Data excerpts:

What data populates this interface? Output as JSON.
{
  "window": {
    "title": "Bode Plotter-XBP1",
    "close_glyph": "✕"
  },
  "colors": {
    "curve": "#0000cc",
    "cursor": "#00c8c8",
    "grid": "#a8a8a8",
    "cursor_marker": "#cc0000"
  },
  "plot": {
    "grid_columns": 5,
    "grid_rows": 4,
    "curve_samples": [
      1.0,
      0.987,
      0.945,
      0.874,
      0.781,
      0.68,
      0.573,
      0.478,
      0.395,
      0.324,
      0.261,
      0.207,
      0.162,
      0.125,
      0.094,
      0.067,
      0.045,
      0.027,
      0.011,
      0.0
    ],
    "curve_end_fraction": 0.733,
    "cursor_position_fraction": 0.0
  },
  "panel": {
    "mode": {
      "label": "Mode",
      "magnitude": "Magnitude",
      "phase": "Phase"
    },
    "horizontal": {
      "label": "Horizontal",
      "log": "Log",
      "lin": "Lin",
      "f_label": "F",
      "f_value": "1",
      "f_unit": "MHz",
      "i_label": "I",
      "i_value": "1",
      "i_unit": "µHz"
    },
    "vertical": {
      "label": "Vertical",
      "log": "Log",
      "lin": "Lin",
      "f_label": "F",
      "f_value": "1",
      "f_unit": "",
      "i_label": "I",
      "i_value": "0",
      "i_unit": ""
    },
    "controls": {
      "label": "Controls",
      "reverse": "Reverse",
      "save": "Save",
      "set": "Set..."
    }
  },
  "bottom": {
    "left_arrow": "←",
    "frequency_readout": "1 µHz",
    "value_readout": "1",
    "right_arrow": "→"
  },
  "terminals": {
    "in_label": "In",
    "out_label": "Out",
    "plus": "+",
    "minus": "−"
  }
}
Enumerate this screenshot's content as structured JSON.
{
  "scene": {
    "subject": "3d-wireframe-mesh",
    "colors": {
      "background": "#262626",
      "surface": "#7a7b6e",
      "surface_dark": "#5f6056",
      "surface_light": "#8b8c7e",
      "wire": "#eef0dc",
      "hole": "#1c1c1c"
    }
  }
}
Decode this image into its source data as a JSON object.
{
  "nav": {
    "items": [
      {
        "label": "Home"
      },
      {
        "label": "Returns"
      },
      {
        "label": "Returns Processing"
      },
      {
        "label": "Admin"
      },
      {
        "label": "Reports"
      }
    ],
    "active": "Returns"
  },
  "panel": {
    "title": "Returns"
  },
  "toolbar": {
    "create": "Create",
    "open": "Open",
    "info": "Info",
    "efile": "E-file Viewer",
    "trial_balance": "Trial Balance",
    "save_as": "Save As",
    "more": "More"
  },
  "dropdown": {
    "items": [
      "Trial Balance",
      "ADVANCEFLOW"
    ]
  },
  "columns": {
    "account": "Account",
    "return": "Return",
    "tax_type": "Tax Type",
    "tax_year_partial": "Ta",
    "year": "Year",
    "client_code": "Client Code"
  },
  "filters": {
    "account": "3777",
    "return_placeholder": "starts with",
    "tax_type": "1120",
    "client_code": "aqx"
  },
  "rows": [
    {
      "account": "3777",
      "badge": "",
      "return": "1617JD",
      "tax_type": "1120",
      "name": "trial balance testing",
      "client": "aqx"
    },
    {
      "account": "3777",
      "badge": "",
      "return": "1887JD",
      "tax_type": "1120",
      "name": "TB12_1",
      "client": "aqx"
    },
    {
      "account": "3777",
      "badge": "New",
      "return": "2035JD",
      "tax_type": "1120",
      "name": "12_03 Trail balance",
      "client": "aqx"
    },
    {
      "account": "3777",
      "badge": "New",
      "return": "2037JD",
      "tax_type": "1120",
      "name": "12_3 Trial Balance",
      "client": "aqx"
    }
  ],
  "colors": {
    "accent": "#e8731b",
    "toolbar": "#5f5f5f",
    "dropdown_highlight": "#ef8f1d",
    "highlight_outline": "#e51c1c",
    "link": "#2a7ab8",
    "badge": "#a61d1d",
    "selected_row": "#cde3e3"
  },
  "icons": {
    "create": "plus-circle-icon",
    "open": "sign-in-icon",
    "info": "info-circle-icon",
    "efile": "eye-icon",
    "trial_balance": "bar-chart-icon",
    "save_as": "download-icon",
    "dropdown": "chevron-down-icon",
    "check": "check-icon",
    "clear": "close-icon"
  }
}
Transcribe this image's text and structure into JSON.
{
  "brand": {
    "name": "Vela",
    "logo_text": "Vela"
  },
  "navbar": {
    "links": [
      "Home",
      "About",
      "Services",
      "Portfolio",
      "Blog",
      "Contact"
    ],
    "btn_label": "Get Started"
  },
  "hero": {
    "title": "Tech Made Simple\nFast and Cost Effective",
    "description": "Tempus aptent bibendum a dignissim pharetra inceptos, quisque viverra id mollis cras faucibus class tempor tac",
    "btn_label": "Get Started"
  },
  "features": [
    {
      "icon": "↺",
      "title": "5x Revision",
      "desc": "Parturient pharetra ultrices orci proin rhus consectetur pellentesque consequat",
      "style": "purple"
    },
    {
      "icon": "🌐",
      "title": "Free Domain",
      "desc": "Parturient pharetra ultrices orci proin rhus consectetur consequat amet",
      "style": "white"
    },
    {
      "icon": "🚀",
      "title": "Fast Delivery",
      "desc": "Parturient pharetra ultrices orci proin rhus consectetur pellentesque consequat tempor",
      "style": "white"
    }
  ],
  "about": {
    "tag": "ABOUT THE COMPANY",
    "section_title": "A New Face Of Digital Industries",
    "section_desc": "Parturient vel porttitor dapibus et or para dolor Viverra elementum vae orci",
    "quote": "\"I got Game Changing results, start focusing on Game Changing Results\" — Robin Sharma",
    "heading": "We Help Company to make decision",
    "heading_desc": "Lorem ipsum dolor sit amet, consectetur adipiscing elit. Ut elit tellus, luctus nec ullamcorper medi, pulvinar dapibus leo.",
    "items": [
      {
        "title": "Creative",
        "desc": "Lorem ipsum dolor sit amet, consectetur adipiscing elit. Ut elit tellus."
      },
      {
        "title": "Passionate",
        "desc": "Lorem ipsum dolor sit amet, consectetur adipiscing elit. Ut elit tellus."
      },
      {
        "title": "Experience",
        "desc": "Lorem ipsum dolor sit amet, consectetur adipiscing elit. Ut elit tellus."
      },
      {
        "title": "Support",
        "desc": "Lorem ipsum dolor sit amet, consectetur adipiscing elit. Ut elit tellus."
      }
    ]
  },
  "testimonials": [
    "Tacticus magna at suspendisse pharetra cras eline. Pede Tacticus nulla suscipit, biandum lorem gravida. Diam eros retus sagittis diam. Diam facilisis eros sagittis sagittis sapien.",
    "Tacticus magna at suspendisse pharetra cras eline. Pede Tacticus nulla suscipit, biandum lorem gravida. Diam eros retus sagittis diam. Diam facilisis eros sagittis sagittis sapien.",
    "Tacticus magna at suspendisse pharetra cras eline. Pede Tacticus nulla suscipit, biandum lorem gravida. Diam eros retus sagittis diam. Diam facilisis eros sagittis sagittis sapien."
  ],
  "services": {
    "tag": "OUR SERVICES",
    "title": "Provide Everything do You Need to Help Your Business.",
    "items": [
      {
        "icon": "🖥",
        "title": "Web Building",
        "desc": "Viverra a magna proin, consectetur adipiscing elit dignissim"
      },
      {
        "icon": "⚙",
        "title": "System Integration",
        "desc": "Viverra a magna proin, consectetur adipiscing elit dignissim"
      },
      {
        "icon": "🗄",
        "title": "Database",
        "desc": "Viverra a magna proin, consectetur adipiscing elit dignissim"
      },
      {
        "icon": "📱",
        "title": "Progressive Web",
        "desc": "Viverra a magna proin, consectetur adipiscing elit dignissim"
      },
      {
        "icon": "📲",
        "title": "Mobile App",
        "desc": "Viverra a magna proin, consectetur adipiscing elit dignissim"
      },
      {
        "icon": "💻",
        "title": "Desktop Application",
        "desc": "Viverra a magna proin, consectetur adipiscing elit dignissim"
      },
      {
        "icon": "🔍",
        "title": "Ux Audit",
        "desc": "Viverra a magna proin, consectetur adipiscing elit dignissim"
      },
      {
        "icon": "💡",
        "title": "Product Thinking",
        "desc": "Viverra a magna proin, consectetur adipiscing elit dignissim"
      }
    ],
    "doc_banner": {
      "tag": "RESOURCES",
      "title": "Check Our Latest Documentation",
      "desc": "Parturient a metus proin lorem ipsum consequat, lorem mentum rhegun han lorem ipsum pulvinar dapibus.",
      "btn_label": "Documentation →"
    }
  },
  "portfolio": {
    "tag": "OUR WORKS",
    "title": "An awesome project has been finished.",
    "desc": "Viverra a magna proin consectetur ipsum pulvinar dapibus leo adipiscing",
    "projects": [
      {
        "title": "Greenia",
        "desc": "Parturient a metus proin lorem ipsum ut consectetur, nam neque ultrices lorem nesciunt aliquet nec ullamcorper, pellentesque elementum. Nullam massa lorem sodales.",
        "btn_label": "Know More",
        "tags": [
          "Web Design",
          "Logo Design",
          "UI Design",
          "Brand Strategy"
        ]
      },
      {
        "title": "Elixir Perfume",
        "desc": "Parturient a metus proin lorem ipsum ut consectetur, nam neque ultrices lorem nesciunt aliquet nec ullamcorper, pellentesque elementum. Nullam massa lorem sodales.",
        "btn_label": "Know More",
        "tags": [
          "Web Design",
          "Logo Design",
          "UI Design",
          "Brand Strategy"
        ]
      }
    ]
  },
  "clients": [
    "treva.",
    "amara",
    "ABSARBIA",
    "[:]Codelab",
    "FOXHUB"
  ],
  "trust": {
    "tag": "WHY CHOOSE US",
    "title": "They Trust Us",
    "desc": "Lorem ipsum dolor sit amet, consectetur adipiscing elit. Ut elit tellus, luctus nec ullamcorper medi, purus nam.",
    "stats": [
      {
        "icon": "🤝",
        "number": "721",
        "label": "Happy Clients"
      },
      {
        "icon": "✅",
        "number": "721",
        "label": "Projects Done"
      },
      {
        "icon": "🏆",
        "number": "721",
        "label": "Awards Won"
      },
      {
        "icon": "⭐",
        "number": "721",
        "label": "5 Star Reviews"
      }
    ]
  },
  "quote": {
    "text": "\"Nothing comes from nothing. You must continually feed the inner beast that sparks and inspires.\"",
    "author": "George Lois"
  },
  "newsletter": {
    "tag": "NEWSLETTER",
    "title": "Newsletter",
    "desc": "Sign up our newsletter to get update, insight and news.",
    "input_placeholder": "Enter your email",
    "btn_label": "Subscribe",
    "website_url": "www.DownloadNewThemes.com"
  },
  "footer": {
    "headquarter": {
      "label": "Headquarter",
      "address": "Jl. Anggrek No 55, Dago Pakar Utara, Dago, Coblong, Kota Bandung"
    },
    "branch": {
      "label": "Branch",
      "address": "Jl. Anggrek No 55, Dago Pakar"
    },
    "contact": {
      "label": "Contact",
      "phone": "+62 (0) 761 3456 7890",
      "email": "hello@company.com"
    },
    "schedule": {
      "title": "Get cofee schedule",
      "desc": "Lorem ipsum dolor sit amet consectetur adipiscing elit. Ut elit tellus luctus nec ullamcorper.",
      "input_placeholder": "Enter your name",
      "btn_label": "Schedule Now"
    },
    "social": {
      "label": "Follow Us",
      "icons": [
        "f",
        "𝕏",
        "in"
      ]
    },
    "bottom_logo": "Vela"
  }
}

Given instruction: Examine the listing and say how many of its lines contain the string "tempor". Give the number alone.

Reply to the exercise: 2